Problem details –
Every record must be repeated exactly; omit any pictures they contain.

Data supplied –

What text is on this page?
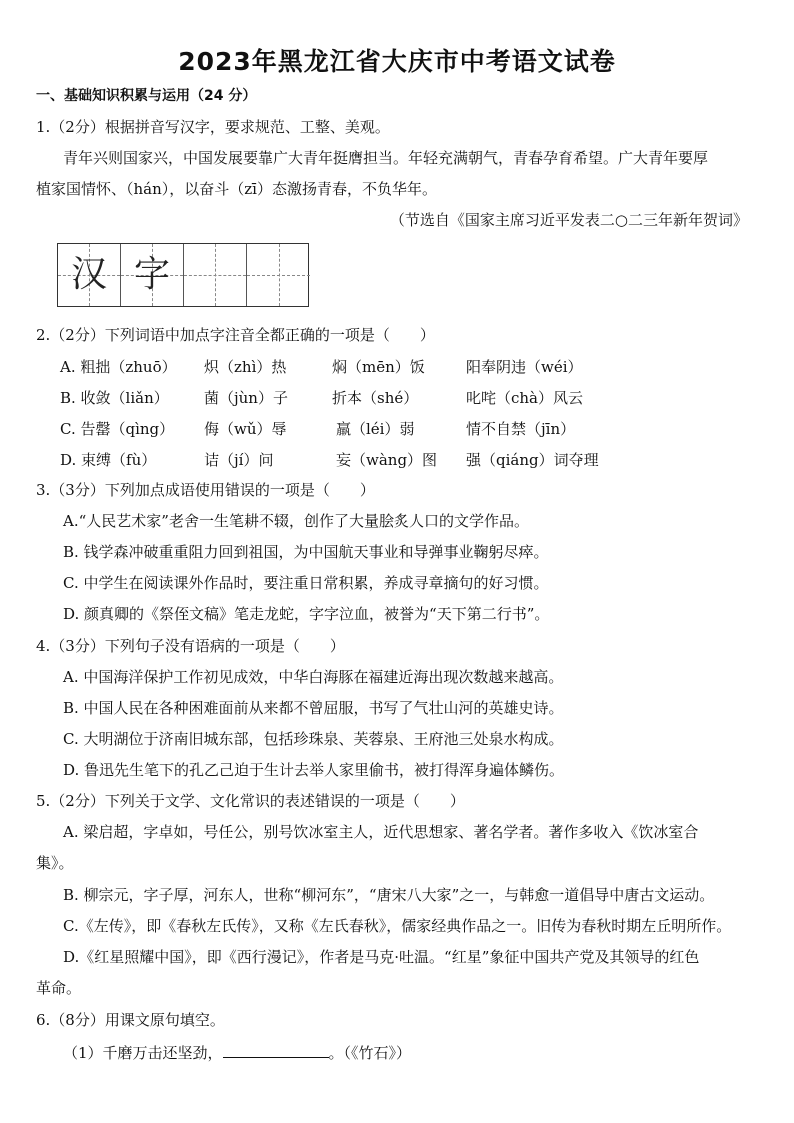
2023年黑龙江省大庆市中考语文试卷
一、基础知识积累与运用（24 分）
1.（2分）根据拼音写汉字，要求规范、工整、美观。
青年兴则国家兴，中国发展要靠广大青年挺膺担当。年轻充满朝气，青春孕育希望。广大青年要厚
植家国情怀、（hán），以奋斗（zī）态激扬青春，不负华年。
（节选自《国家主席习近平发表二○二三年新年贺词》
汉 字
2.（2分）下列词语中加点字注音全都正确的一项是（　　）
A. 粗拙（zhuō） 炽（zhì）热	焖（mēn）饭	阳奉阴违（wéi）
B. 收敛（liǎn） 菌（jùn）子	折本（shé）	叱咤（chà）风云
C. 告罄（qìng） 侮（wǔ）辱	羸（léi）弱	情不自禁（jīn）
D. 束缚（fù）	诘（jí）问	妄（wàng）图 强（qiáng）词夺理
3.（3分）下列加点成语使用错误的一项是（　　）
A.“人民艺术家”老舍一生笔耕不辍，创作了大量脍炙人口的文学作品。
B. 钱学森冲破重重阻力回到祖国，为中国航天事业和导弹事业鞠躬尽瘁。
C. 中学生在阅读课外作品时，要注重日常积累，养成寻章摘句的好习惯。
D. 颜真卿的《祭侄文稿》笔走龙蛇，字字泣血，被誉为“天下第二行书”。
4.（3分）下列句子没有语病的一项是（　　）
A. 中国海洋保护工作初见成效，中华白海豚在福建近海出现次数越来越高。
B. 中国人民在各种困难面前从来都不曾屈服，书写了气壮山河的英雄史诗。
C. 大明湖位于济南旧城东部，包括珍珠泉、芙蓉泉、王府池三处泉水构成。
D. 鲁迅先生笔下的孔乙己迫于生计去举人家里偷书，被打得浑身遍体鳞伤。
5.（2分）下列关于文学、文化常识的表述错误的一项是（　　）
A. 梁启超，字卓如，号任公，别号饮冰室主人，近代思想家、著名学者。著作多收入《饮冰室合
集》。
B. 柳宗元，字子厚，河东人，世称“柳河东”，“唐宋八大家”之一，与韩愈一道倡导中唐古文运动。
C.《左传》，即《春秋左氏传》，又称《左氏春秋》，儒家经典作品之一。旧传为春秋时期左丘明所作。
D.《红星照耀中国》，即《西行漫记》，作者是马克·吐温。“红星”象征中国共产党及其领导的红色
革命。
6.（8分）用课文原句填空。
（1）千磨万击还坚劲，	。（《竹石》）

Task answer –
What text is on this page?
2023年黑龙江省大庆市中考语文试卷
一、基础知识积累与运用（24 分）
1.（2分）根据拼音写汉字，要求规范、工整、美观。
青年兴则国家兴，中国发展要靠广大青年挺膺担当。年轻充满朝气，青春孕育希望。广大青年要厚
植家国情怀、（hán），以奋斗（zī）态激扬青春，不负华年。
（节选自《国家主席习近平发表二○二三年新年贺词》
汉 字
2.（2分）下列词语中加点字注音全都正确的一项是（　　）
A. 粗拙（zhuō） 炽（zhì）热	焖（mēn）饭	阳奉阴违（wéi）
B. 收敛（liǎn） 菌（jùn）子	折本（shé）	叱咤（chà）风云
C. 告罄（qìng） 侮（wǔ）辱	羸（léi）弱	情不自禁（jīn）
D. 束缚（fù）	诘（jí）问	妄（wàng）图 强（qiáng）词夺理
3.（3分）下列加点成语使用错误的一项是（　　）
A.“人民艺术家”老舍一生笔耕不辍，创作了大量脍炙人口的文学作品。
B. 钱学森冲破重重阻力回到祖国，为中国航天事业和导弹事业鞠躬尽瘁。
C. 中学生在阅读课外作品时，要注重日常积累，养成寻章摘句的好习惯。
D. 颜真卿的《祭侄文稿》笔走龙蛇，字字泣血，被誉为“天下第二行书”。
4.（3分）下列句子没有语病的一项是（　　）
A. 中国海洋保护工作初见成效，中华白海豚在福建近海出现次数越来越高。
B. 中国人民在各种困难面前从来都不曾屈服，书写了气壮山河的英雄史诗。
C. 大明湖位于济南旧城东部，包括珍珠泉、芙蓉泉、王府池三处泉水构成。
D. 鲁迅先生笔下的孔乙己迫于生计去举人家里偷书，被打得浑身遍体鳞伤。
5.（2分）下列关于文学、文化常识的表述错误的一项是（　　）
A. 梁启超，字卓如，号任公，别号饮冰室主人，近代思想家、著名学者。著作多收入《饮冰室合
集》。
B. 柳宗元，字子厚，河东人，世称“柳河东”，“唐宋八大家”之一，与韩愈一道倡导中唐古文运动。
C.《左传》，即《春秋左氏传》，又称《左氏春秋》，儒家经典作品之一。旧传为春秋时期左丘明所作。
D.《红星照耀中国》，即《西行漫记》，作者是马克·吐温。“红星”象征中国共产党及其领导的红色
革命。
6.（8分）用课文原句填空。
（1）千磨万击还坚劲，	。（《竹石》）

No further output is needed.